**Work to complete**
Write the records out again, keeping each line exactly as it is.

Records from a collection

((

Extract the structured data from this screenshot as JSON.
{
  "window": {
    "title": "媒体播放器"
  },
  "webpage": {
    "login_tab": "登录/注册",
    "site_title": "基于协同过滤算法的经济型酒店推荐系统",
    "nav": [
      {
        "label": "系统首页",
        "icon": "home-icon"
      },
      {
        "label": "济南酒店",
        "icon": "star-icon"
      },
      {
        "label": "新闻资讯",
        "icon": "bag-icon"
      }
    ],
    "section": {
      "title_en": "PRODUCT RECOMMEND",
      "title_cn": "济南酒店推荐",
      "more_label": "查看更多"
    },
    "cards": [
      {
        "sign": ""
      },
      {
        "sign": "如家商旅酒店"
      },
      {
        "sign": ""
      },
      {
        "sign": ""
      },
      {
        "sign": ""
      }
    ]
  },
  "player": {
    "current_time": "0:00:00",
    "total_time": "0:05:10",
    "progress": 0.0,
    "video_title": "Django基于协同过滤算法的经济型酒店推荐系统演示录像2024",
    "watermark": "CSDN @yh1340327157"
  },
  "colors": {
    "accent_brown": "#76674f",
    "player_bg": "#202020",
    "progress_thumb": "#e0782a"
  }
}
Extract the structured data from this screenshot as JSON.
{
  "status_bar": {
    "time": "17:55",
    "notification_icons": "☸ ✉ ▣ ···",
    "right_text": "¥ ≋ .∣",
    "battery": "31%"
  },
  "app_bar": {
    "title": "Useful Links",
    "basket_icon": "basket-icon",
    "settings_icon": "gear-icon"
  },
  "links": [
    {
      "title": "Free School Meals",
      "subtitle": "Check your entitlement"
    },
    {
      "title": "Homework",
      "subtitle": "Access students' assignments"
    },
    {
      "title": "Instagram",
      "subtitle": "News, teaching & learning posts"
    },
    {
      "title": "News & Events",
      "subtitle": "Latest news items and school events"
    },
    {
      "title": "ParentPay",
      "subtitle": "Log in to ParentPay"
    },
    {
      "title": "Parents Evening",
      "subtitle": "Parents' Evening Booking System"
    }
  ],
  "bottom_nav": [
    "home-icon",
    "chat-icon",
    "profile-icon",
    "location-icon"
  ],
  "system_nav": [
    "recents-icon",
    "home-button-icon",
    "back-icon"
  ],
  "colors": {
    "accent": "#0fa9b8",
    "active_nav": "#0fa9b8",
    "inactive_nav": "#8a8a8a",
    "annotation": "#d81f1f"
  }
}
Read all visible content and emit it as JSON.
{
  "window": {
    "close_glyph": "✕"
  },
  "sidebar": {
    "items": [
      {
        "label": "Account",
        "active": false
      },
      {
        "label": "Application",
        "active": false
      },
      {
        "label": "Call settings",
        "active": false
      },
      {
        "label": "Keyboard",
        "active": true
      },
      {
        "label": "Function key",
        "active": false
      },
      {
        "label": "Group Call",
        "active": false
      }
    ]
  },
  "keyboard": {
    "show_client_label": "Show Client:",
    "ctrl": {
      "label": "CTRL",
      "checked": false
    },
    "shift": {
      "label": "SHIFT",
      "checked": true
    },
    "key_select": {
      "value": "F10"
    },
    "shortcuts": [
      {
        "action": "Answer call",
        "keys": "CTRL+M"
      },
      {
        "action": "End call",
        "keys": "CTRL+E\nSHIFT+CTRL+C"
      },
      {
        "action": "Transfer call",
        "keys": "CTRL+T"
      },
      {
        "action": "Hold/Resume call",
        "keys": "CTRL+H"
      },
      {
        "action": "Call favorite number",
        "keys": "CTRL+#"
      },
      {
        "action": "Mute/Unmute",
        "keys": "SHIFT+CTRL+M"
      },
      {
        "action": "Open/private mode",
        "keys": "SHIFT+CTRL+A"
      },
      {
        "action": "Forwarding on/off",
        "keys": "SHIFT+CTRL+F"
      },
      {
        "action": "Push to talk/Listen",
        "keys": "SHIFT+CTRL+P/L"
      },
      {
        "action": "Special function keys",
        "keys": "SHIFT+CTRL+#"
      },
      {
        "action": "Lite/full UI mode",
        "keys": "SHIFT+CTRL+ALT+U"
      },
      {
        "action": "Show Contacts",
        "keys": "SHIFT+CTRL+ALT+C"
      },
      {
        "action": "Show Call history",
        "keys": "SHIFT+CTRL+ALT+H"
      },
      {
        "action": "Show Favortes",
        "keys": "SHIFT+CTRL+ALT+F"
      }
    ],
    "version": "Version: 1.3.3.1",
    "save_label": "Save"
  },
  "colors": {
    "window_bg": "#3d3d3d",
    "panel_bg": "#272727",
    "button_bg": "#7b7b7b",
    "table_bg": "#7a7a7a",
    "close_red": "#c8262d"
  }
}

))

**Worked answer**
Extract the structured data from this screenshot as JSON.
{
  "window": {
    "title": "媒体播放器"
  },
  "webpage": {
    "login_tab": "登录/注册",
    "site_title": "基于协同过滤算法的经济型酒店推荐系统",
    "nav": [
      {
        "label": "系统首页",
        "icon": "home-icon"
      },
      {
        "label": "济南酒店",
        "icon": "star-icon"
      },
      {
        "label": "新闻资讯",
        "icon": "bag-icon"
      }
    ],
    "section": {
      "title_en": "PRODUCT RECOMMEND",
      "title_cn": "济南酒店推荐",
      "more_label": "查看更多"
    },
    "cards": [
      {
        "sign": ""
      },
      {
        "sign": "如家商旅酒店"
      },
      {
        "sign": ""
      },
      {
        "sign": ""
      },
      {
        "sign": ""
      }
    ]
  },
  "player": {
    "current_time": "0:00:00",
    "total_time": "0:05:10",
    "progress": 0.0,
    "video_title": "Django基于协同过滤算法的经济型酒店推荐系统演示录像2024",
    "watermark": "CSDN @yh1340327157"
  },
  "colors": {
    "accent_brown": "#76674f",
    "player_bg": "#202020",
    "progress_thumb": "#e0782a"
  }
}
Extract the structured data from this screenshot as JSON.
{
  "status_bar": {
    "time": "17:55",
    "notification_icons": "☸ ✉ ▣ ···",
    "right_text": "¥ ≋ .∣",
    "battery": "31%"
  },
  "app_bar": {
    "title": "Useful Links",
    "basket_icon": "basket-icon",
    "settings_icon": "gear-icon"
  },
  "links": [
    {
      "title": "Free School Meals",
      "subtitle": "Check your entitlement"
    },
    {
      "title": "Homework",
      "subtitle": "Access students' assignments"
    },
    {
      "title": "Instagram",
      "subtitle": "News, teaching & learning posts"
    },
    {
      "title": "News & Events",
      "subtitle": "Latest news items and school events"
    },
    {
      "title": "ParentPay",
      "subtitle": "Log in to ParentPay"
    },
    {
      "title": "Parents Evening",
      "subtitle": "Parents' Evening Booking System"
    }
  ],
  "bottom_nav": [
    "home-icon",
    "chat-icon",
    "profile-icon",
    "location-icon"
  ],
  "system_nav": [
    "recents-icon",
    "home-button-icon",
    "back-icon"
  ],
  "colors": {
    "accent": "#0fa9b8",
    "active_nav": "#0fa9b8",
    "inactive_nav": "#8a8a8a",
    "annotation": "#d81f1f"
  }
}
Read all visible content and emit it as JSON.
{
  "window": {
    "close_glyph": "✕"
  },
  "sidebar": {
    "items": [
      {
        "label": "Account",
        "active": false
      },
      {
        "label": "Application",
        "active": false
      },
      {
        "label": "Call settings",
        "active": false
      },
      {
        "label": "Keyboard",
        "active": true
      },
      {
        "label": "Function key",
        "active": false
      },
      {
        "label": "Group Call",
        "active": false
      }
    ]
  },
  "keyboard": {
    "show_client_label": "Show Client:",
    "ctrl": {
      "label": "CTRL",
      "checked": false
    },
    "shift": {
      "label": "SHIFT",
      "checked": true
    },
    "key_select": {
      "value": "F10"
    },
    "shortcuts": [
      {
        "action": "Answer call",
        "keys": "CTRL+M"
      },
      {
        "action": "End call",
        "keys": "CTRL+E\nSHIFT+CTRL+C"
      },
      {
        "action": "Transfer call",
        "keys": "CTRL+T"
      },
      {
        "action": "Hold/Resume call",
        "keys": "CTRL+H"
      },
      {
        "action": "Call favorite number",
        "keys": "CTRL+#"
      },
      {
        "action": "Mute/Unmute",
        "keys": "SHIFT+CTRL+M"
      },
      {
        "action": "Open/private mode",
        "keys": "SHIFT+CTRL+A"
      },
      {
        "action": "Forwarding on/off",
        "keys": "SHIFT+CTRL+F"
      },
      {
        "action": "Push to talk/Listen",
        "keys": "SHIFT+CTRL+P/L"
      },
      {
        "action": "Special function keys",
        "keys": "SHIFT+CTRL+#"
      },
      {
        "action": "Lite/full UI mode",
        "keys": "SHIFT+CTRL+ALT+U"
      },
      {
        "action": "Show Contacts",
        "keys": "SHIFT+CTRL+ALT+C"
      },
      {
        "action": "Show Call history",
        "keys": "SHIFT+CTRL+ALT+H"
      },
      {
        "action": "Show Favortes",
        "keys": "SHIFT+CTRL+ALT+F"
      }
    ],
    "version": "Version: 1.3.3.1",
    "save_label": "Save"
  },
  "colors": {
    "window_bg": "#3d3d3d",
    "panel_bg": "#272727",
    "button_bg": "#7b7b7b",
    "table_bg": "#7a7a7a",
    "close_red": "#c8262d"
  }
}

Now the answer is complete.